ENTRIES PROVIDED:
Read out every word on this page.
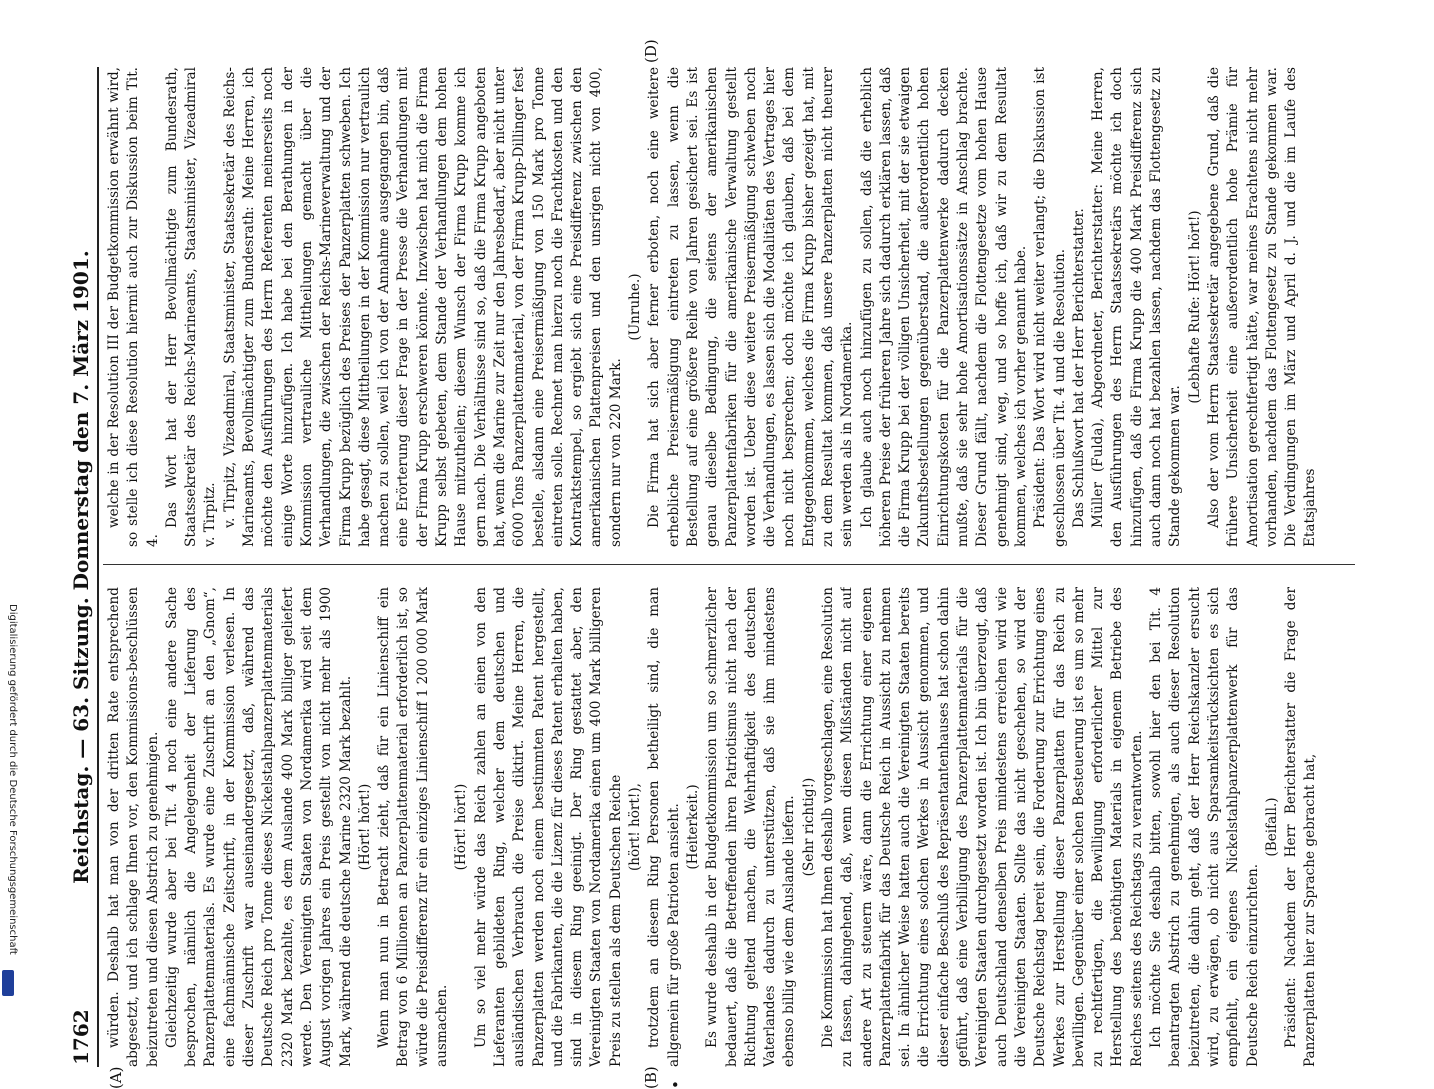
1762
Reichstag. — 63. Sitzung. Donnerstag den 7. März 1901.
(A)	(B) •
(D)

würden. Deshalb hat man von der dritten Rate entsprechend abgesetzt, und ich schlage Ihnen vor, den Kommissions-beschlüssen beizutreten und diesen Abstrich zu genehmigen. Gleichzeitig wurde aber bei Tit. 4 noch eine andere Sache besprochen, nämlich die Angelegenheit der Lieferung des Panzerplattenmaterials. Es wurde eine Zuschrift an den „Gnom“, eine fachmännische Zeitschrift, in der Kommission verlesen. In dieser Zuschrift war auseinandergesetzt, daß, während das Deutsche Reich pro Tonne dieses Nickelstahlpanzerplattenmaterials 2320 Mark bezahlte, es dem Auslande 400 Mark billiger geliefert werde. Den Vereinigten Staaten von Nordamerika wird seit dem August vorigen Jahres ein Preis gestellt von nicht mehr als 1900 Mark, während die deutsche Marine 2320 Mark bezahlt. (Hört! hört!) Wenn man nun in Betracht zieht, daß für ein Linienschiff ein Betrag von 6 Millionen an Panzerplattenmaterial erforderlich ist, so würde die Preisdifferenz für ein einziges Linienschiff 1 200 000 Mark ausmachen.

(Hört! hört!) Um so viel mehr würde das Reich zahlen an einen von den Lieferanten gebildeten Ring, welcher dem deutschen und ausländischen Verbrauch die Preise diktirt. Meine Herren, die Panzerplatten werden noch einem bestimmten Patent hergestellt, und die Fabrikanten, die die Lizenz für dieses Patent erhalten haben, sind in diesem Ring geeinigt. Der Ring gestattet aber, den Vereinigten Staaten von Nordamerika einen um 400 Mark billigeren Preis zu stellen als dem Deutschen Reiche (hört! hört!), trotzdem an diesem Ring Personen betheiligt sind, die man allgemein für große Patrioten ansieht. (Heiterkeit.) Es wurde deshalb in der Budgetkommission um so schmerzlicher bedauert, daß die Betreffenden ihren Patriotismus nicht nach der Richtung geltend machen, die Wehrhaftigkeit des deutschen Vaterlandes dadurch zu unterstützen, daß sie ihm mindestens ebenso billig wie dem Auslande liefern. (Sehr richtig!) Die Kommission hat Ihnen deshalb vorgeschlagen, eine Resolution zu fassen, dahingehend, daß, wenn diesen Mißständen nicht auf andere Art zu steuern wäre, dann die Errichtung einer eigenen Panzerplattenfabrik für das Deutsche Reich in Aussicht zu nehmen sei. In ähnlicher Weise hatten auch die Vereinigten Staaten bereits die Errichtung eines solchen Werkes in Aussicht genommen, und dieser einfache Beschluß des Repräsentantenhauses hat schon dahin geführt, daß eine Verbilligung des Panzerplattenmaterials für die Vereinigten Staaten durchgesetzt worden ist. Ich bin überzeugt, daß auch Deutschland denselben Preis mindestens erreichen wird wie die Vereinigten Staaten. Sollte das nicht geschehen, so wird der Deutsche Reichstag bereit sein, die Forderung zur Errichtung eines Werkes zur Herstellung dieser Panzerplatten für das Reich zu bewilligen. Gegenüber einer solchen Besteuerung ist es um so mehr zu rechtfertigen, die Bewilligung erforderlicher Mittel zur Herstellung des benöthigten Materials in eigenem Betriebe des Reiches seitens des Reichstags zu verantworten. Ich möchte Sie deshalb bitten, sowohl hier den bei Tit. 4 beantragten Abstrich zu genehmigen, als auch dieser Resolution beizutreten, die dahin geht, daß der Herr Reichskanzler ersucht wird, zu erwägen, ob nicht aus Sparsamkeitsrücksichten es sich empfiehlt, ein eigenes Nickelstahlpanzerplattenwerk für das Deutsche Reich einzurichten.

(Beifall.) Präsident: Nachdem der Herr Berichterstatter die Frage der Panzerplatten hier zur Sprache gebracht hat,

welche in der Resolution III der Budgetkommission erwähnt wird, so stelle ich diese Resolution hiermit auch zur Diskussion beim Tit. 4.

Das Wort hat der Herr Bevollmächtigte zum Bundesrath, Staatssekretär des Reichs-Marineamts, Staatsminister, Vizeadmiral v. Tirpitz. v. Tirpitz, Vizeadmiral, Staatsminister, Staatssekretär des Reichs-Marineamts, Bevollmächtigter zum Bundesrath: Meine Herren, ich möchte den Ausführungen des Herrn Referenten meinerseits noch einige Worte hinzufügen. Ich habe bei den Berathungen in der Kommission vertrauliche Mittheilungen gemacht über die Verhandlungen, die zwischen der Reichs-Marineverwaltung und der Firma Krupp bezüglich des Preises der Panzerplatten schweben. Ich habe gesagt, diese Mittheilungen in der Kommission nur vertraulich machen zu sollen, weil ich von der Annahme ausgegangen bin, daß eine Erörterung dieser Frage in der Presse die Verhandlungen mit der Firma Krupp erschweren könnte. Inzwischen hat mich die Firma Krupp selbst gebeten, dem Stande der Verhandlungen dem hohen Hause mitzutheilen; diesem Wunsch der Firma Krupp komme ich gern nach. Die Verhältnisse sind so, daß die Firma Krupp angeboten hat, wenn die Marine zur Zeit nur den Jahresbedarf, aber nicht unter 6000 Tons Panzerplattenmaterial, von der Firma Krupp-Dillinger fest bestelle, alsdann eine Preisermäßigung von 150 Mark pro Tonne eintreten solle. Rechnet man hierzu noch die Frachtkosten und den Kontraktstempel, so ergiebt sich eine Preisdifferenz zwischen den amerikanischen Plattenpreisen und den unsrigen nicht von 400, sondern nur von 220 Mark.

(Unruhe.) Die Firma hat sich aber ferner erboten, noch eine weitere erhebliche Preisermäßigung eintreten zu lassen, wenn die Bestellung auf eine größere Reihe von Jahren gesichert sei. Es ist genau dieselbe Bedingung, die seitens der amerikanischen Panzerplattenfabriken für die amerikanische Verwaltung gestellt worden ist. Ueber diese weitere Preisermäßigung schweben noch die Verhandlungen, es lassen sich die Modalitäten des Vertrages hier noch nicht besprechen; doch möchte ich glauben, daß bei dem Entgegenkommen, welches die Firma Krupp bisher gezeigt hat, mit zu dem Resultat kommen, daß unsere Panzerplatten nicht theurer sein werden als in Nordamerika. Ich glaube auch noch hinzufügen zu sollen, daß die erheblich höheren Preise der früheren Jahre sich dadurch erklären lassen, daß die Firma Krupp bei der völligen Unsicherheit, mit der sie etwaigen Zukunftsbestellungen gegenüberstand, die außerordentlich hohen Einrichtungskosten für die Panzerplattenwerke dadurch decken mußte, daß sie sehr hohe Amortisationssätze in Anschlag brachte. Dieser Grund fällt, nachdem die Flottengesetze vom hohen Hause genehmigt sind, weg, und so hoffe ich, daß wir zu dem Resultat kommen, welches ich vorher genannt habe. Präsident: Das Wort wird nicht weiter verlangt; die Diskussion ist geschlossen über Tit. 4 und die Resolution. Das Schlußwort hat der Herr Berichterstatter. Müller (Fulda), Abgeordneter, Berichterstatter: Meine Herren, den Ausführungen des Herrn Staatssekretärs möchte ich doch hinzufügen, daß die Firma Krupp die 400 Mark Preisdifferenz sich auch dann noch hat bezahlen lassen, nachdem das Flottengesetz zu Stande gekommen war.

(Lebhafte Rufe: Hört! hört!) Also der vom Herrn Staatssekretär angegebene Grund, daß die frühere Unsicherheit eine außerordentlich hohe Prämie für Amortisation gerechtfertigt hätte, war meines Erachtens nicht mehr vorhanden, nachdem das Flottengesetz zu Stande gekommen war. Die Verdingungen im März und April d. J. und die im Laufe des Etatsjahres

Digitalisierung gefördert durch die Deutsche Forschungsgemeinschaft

TASK DETAILS: From the first line to the last, retype the data exactly, without images.

SOLUTION FOR THIS PROBLEM:
Read out every word on this page.
1762
Reichstag. — 63. Sitzung. Donnerstag den 7. März 1901.
(A)	(B) •
(D)

würden. Deshalb hat man von der dritten Rate entsprechend abgesetzt, und ich schlage Ihnen vor, den Kommissions-beschlüssen beizutreten und diesen Abstrich zu genehmigen. Gleichzeitig wurde aber bei Tit. 4 noch eine andere Sache besprochen, nämlich die Angelegenheit der Lieferung des Panzerplattenmaterials. Es wurde eine Zuschrift an den „Gnom“, eine fachmännische Zeitschrift, in der Kommission verlesen. In dieser Zuschrift war auseinandergesetzt, daß, während das Deutsche Reich pro Tonne dieses Nickelstahlpanzerplattenmaterials 2320 Mark bezahlte, es dem Auslande 400 Mark billiger geliefert werde. Den Vereinigten Staaten von Nordamerika wird seit dem August vorigen Jahres ein Preis gestellt von nicht mehr als 1900 Mark, während die deutsche Marine 2320 Mark bezahlt. (Hört! hört!) Wenn man nun in Betracht zieht, daß für ein Linienschiff ein Betrag von 6 Millionen an Panzerplattenmaterial erforderlich ist, so würde die Preisdifferenz für ein einziges Linienschiff 1 200 000 Mark ausmachen.

(Hört! hört!) Um so viel mehr würde das Reich zahlen an einen von den Lieferanten gebildeten Ring, welcher dem deutschen und ausländischen Verbrauch die Preise diktirt. Meine Herren, die Panzerplatten werden noch einem bestimmten Patent hergestellt, und die Fabrikanten, die die Lizenz für dieses Patent erhalten haben, sind in diesem Ring geeinigt. Der Ring gestattet aber, den Vereinigten Staaten von Nordamerika einen um 400 Mark billigeren Preis zu stellen als dem Deutschen Reiche (hört! hört!), trotzdem an diesem Ring Personen betheiligt sind, die man allgemein für große Patrioten ansieht. (Heiterkeit.) Es wurde deshalb in der Budgetkommission um so schmerzlicher bedauert, daß die Betreffenden ihren Patriotismus nicht nach der Richtung geltend machen, die Wehrhaftigkeit des deutschen Vaterlandes dadurch zu unterstützen, daß sie ihm mindestens ebenso billig wie dem Auslande liefern. (Sehr richtig!) Die Kommission hat Ihnen deshalb vorgeschlagen, eine Resolution zu fassen, dahingehend, daß, wenn diesen Mißständen nicht auf andere Art zu steuern wäre, dann die Errichtung einer eigenen Panzerplattenfabrik für das Deutsche Reich in Aussicht zu nehmen sei. In ähnlicher Weise hatten auch die Vereinigten Staaten bereits die Errichtung eines solchen Werkes in Aussicht genommen, und dieser einfache Beschluß des Repräsentantenhauses hat schon dahin geführt, daß eine Verbilligung des Panzerplattenmaterials für die Vereinigten Staaten durchgesetzt worden ist. Ich bin überzeugt, daß auch Deutschland denselben Preis mindestens erreichen wird wie die Vereinigten Staaten. Sollte das nicht geschehen, so wird der Deutsche Reichstag bereit sein, die Forderung zur Errichtung eines Werkes zur Herstellung dieser Panzerplatten für das Reich zu bewilligen. Gegenüber einer solchen Besteuerung ist es um so mehr zu rechtfertigen, die Bewilligung erforderlicher Mittel zur Herstellung des benöthigten Materials in eigenem Betriebe des Reiches seitens des Reichstags zu verantworten. Ich möchte Sie deshalb bitten, sowohl hier den bei Tit. 4 beantragten Abstrich zu genehmigen, als auch dieser Resolution beizutreten, die dahin geht, daß der Herr Reichskanzler ersucht wird, zu erwägen, ob nicht aus Sparsamkeitsrücksichten es sich empfiehlt, ein eigenes Nickelstahlpanzerplattenwerk für das Deutsche Reich einzurichten.

(Beifall.) Präsident: Nachdem der Herr Berichterstatter die Frage der Panzerplatten hier zur Sprache gebracht hat,

welche in der Resolution III der Budgetkommission erwähnt wird, so stelle ich diese Resolution hiermit auch zur Diskussion beim Tit. 4.

Das Wort hat der Herr Bevollmächtigte zum Bundesrath, Staatssekretär des Reichs-Marineamts, Staatsminister, Vizeadmiral v. Tirpitz. v. Tirpitz, Vizeadmiral, Staatsminister, Staatssekretär des Reichs-Marineamts, Bevollmächtigter zum Bundesrath: Meine Herren, ich möchte den Ausführungen des Herrn Referenten meinerseits noch einige Worte hinzufügen. Ich habe bei den Berathungen in der Kommission vertrauliche Mittheilungen gemacht über die Verhandlungen, die zwischen der Reichs-Marineverwaltung und der Firma Krupp bezüglich des Preises der Panzerplatten schweben. Ich habe gesagt, diese Mittheilungen in der Kommission nur vertraulich machen zu sollen, weil ich von der Annahme ausgegangen bin, daß eine Erörterung dieser Frage in der Presse die Verhandlungen mit der Firma Krupp erschweren könnte. Inzwischen hat mich die Firma Krupp selbst gebeten, dem Stande der Verhandlungen dem hohen Hause mitzutheilen; diesem Wunsch der Firma Krupp komme ich gern nach. Die Verhältnisse sind so, daß die Firma Krupp angeboten hat, wenn die Marine zur Zeit nur den Jahresbedarf, aber nicht unter 6000 Tons Panzerplattenmaterial, von der Firma Krupp-Dillinger fest bestelle, alsdann eine Preisermäßigung von 150 Mark pro Tonne eintreten solle. Rechnet man hierzu noch die Frachtkosten und den Kontraktstempel, so ergiebt sich eine Preisdifferenz zwischen den amerikanischen Plattenpreisen und den unsrigen nicht von 400, sondern nur von 220 Mark.

(Unruhe.) Die Firma hat sich aber ferner erboten, noch eine weitere erhebliche Preisermäßigung eintreten zu lassen, wenn die Bestellung auf eine größere Reihe von Jahren gesichert sei. Es ist genau dieselbe Bedingung, die seitens der amerikanischen Panzerplattenfabriken für die amerikanische Verwaltung gestellt worden ist. Ueber diese weitere Preisermäßigung schweben noch die Verhandlungen, es lassen sich die Modalitäten des Vertrages hier noch nicht besprechen; doch möchte ich glauben, daß bei dem Entgegenkommen, welches die Firma Krupp bisher gezeigt hat, mit zu dem Resultat kommen, daß unsere Panzerplatten nicht theurer sein werden als in Nordamerika. Ich glaube auch noch hinzufügen zu sollen, daß die erheblich höheren Preise der früheren Jahre sich dadurch erklären lassen, daß die Firma Krupp bei der völligen Unsicherheit, mit der sie etwaigen Zukunftsbestellungen gegenüberstand, die außerordentlich hohen Einrichtungskosten für die Panzerplattenwerke dadurch decken mußte, daß sie sehr hohe Amortisationssätze in Anschlag brachte. Dieser Grund fällt, nachdem die Flottengesetze vom hohen Hause genehmigt sind, weg, und so hoffe ich, daß wir zu dem Resultat kommen, welches ich vorher genannt habe. Präsident: Das Wort wird nicht weiter verlangt; die Diskussion ist geschlossen über Tit. 4 und die Resolution. Das Schlußwort hat der Herr Berichterstatter. Müller (Fulda), Abgeordneter, Berichterstatter: Meine Herren, den Ausführungen des Herrn Staatssekretärs möchte ich doch hinzufügen, daß die Firma Krupp die 400 Mark Preisdifferenz sich auch dann noch hat bezahlen lassen, nachdem das Flottengesetz zu Stande gekommen war.

(Lebhafte Rufe: Hört! hört!) Also der vom Herrn Staatssekretär angegebene Grund, daß die frühere Unsicherheit eine außerordentlich hohe Prämie für Amortisation gerechtfertigt hätte, war meines Erachtens nicht mehr vorhanden, nachdem das Flottengesetz zu Stande gekommen war. Die Verdingungen im März und April d. J. und die im Laufe des Etatsjahres

Digitalisierung gefördert durch die Deutsche Forschungsgemeinschaft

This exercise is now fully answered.